**DIRECTIONS FOR THIS TASK**
Extract all lines that hold "생성되어" from the records below.

**DATA RECORDS**

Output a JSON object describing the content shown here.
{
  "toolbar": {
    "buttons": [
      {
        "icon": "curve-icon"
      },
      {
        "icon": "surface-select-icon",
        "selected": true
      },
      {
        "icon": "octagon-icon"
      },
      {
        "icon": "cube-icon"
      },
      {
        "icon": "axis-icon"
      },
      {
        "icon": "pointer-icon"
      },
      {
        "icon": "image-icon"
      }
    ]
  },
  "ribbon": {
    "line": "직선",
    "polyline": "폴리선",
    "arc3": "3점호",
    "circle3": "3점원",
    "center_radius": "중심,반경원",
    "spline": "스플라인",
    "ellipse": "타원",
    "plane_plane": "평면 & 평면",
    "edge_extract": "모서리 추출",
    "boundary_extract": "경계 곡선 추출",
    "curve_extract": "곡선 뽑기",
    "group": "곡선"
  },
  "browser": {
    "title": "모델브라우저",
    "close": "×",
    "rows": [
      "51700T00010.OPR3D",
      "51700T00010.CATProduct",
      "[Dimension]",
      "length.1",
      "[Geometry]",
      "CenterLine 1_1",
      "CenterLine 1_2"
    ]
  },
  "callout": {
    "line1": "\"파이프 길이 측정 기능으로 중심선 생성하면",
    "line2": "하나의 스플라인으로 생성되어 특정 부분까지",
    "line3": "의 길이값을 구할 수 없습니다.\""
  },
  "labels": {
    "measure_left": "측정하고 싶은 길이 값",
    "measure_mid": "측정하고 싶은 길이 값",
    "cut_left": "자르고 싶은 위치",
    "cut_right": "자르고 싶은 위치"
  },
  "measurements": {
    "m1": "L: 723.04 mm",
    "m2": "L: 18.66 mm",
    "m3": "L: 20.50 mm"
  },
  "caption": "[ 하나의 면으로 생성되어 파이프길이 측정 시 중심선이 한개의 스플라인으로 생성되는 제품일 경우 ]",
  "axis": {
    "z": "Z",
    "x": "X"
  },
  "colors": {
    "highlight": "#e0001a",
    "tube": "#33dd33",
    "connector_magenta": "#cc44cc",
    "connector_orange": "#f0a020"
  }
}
...
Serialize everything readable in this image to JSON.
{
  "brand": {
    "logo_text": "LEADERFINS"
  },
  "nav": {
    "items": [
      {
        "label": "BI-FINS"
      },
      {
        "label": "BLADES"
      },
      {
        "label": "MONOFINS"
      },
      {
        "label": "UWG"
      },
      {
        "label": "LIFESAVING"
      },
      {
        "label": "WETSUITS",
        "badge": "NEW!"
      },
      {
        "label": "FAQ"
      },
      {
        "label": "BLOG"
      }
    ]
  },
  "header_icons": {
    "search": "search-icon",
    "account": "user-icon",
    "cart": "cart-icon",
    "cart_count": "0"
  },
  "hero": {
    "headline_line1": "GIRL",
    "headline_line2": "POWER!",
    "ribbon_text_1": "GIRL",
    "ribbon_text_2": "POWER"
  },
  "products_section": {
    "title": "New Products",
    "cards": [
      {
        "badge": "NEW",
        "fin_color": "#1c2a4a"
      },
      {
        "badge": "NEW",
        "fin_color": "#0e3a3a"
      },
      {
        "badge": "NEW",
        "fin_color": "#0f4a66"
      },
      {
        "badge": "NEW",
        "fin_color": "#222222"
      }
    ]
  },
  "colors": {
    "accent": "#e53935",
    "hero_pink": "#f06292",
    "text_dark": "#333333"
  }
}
---
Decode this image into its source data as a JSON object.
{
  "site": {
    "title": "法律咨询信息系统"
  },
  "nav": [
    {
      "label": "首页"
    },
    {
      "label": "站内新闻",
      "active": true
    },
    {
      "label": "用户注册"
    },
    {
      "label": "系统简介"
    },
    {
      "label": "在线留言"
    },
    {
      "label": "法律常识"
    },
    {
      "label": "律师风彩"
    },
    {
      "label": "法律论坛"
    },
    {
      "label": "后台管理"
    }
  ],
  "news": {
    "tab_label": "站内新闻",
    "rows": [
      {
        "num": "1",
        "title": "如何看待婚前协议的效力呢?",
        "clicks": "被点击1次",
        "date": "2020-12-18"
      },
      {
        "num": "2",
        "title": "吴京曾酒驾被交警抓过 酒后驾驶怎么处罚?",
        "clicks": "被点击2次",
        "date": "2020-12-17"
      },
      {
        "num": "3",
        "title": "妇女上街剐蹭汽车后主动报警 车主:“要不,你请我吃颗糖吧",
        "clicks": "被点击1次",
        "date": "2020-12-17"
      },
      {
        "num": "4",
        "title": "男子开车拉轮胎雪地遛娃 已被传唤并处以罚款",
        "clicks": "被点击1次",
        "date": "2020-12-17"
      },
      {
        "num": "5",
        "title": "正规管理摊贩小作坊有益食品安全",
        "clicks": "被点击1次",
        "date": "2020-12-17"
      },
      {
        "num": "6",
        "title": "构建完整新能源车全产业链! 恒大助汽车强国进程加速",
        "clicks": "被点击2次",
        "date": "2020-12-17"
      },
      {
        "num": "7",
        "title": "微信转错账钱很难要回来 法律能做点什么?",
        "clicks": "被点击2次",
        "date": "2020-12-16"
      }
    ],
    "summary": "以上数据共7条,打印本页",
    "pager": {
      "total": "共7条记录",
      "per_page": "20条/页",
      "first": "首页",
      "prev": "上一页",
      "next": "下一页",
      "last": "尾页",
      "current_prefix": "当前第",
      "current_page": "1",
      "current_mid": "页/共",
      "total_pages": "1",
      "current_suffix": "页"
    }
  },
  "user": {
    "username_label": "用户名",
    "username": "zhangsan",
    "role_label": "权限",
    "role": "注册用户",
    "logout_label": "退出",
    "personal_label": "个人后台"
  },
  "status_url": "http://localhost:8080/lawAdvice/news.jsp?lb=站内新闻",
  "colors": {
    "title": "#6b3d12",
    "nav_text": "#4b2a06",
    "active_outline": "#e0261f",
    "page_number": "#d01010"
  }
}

**FINISHED TASK**
    "line2": "하나의 스플라인으로 생성되어 특정 부분까지",
  "caption": "[ 하나의 면으로 생성되어 파이프길이 측정 시 중심선이 한개의 스플라인으로 생성되는 제품일 경우 ]",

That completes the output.